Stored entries

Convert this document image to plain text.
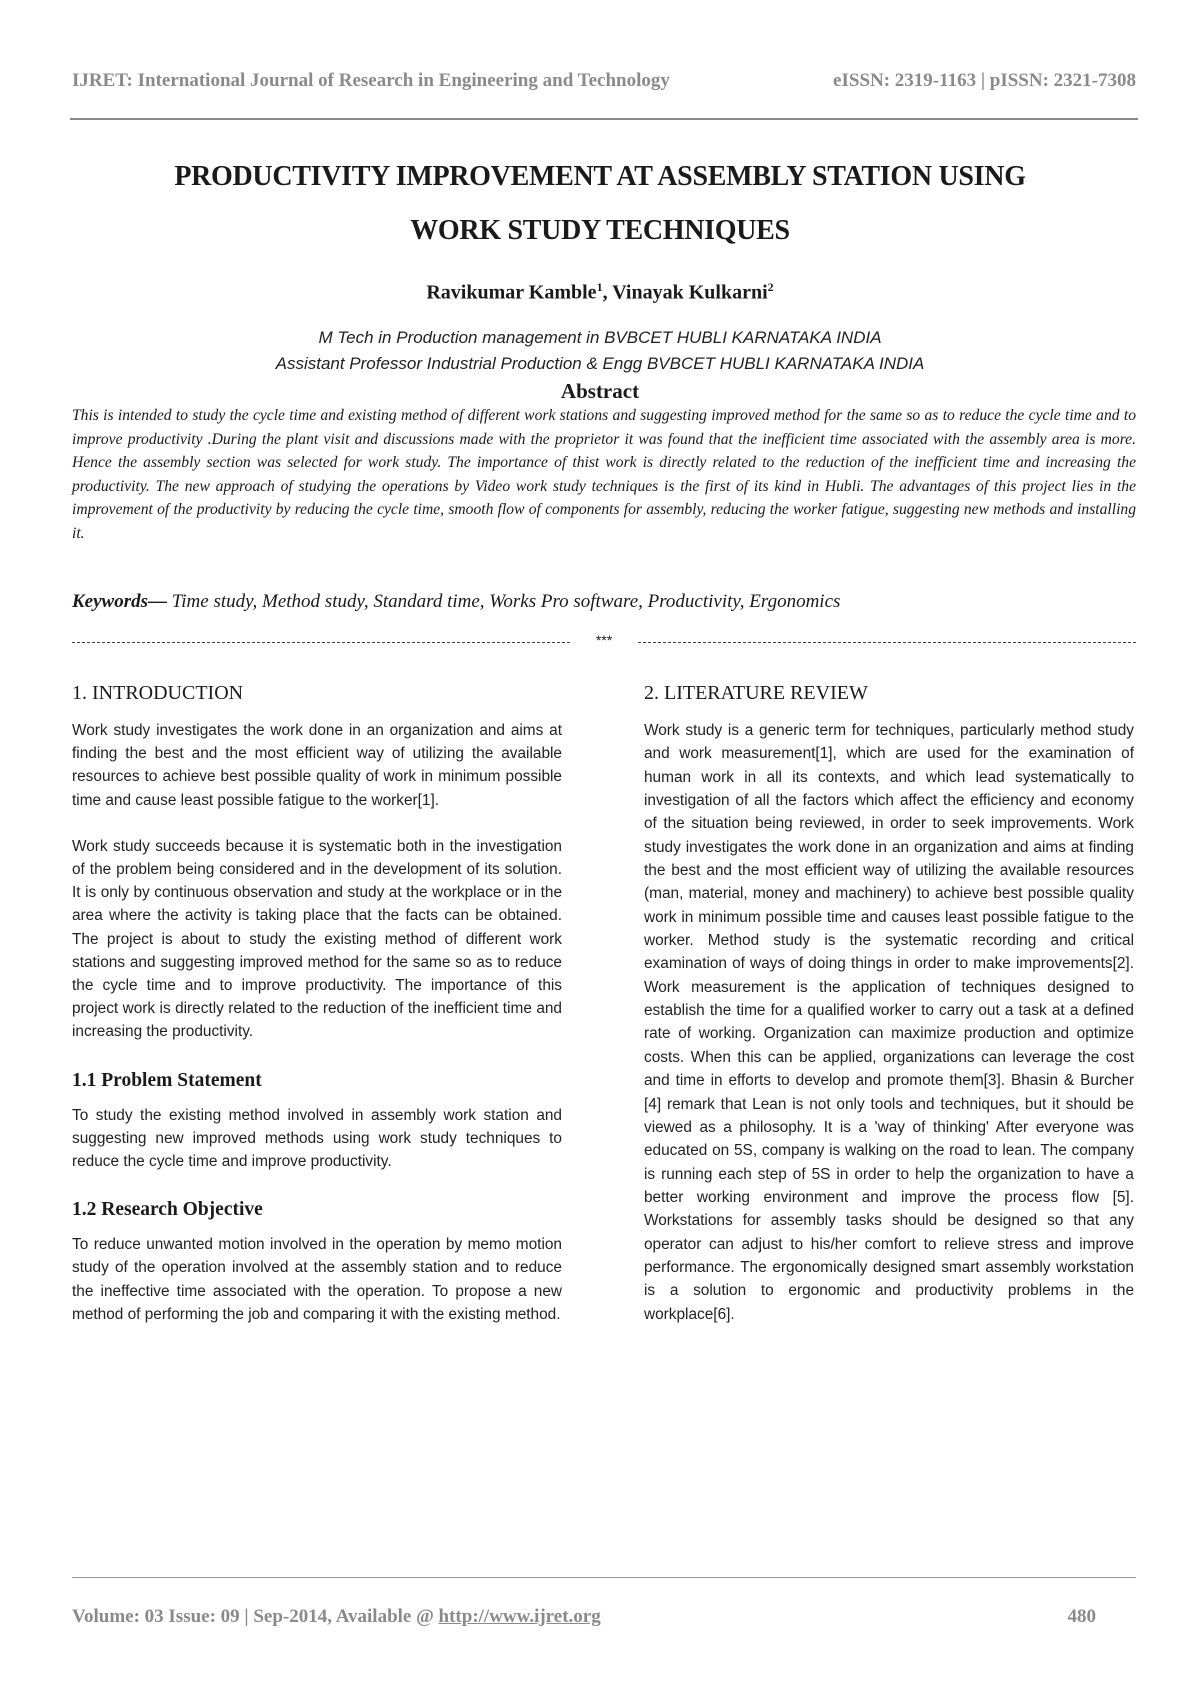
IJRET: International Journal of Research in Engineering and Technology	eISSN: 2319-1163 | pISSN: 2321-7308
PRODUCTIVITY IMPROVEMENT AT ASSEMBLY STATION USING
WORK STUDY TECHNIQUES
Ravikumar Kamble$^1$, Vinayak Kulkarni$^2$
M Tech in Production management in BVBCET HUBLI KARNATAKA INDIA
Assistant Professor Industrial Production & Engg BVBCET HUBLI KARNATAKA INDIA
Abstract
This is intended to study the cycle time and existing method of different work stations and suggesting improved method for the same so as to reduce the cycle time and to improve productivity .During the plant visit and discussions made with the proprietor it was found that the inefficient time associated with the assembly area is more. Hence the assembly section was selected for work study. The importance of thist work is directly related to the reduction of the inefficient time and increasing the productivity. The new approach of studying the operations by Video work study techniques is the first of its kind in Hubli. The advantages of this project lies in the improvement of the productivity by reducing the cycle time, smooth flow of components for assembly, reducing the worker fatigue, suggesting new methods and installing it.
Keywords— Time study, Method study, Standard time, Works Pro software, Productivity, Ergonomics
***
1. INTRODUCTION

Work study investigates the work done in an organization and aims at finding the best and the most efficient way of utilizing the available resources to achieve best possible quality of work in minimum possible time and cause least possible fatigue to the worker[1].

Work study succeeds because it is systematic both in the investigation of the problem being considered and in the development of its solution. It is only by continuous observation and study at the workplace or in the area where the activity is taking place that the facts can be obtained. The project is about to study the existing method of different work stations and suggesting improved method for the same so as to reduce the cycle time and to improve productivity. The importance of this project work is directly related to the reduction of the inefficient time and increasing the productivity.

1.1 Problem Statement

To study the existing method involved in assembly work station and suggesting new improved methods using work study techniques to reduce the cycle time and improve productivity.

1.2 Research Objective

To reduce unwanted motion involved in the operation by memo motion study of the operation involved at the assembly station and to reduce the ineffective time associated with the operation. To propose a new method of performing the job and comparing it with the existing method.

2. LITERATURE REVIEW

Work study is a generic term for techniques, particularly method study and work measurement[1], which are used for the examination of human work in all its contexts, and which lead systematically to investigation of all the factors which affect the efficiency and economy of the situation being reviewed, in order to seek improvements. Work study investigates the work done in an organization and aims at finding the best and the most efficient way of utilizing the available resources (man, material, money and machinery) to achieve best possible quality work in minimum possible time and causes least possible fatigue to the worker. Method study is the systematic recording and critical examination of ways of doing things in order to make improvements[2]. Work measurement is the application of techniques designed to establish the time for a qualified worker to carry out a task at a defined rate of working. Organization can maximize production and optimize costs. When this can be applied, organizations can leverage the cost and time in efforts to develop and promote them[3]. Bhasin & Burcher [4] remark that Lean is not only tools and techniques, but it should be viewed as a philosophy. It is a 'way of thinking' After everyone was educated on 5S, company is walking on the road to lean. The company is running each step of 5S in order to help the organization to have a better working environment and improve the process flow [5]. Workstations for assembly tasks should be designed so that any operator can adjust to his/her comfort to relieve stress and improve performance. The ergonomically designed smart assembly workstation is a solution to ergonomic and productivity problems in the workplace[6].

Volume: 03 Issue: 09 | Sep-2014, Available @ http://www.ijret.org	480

> STATED GOAL
Filter the records for lines holding the string "BVBCET". Copy each one.

> ANSWER TO THE TASK
M Tech in Production management in BVBCET HUBLI KARNATAKA INDIA
Assistant Professor Industrial Production & Engg BVBCET HUBLI KARNATAKA INDIA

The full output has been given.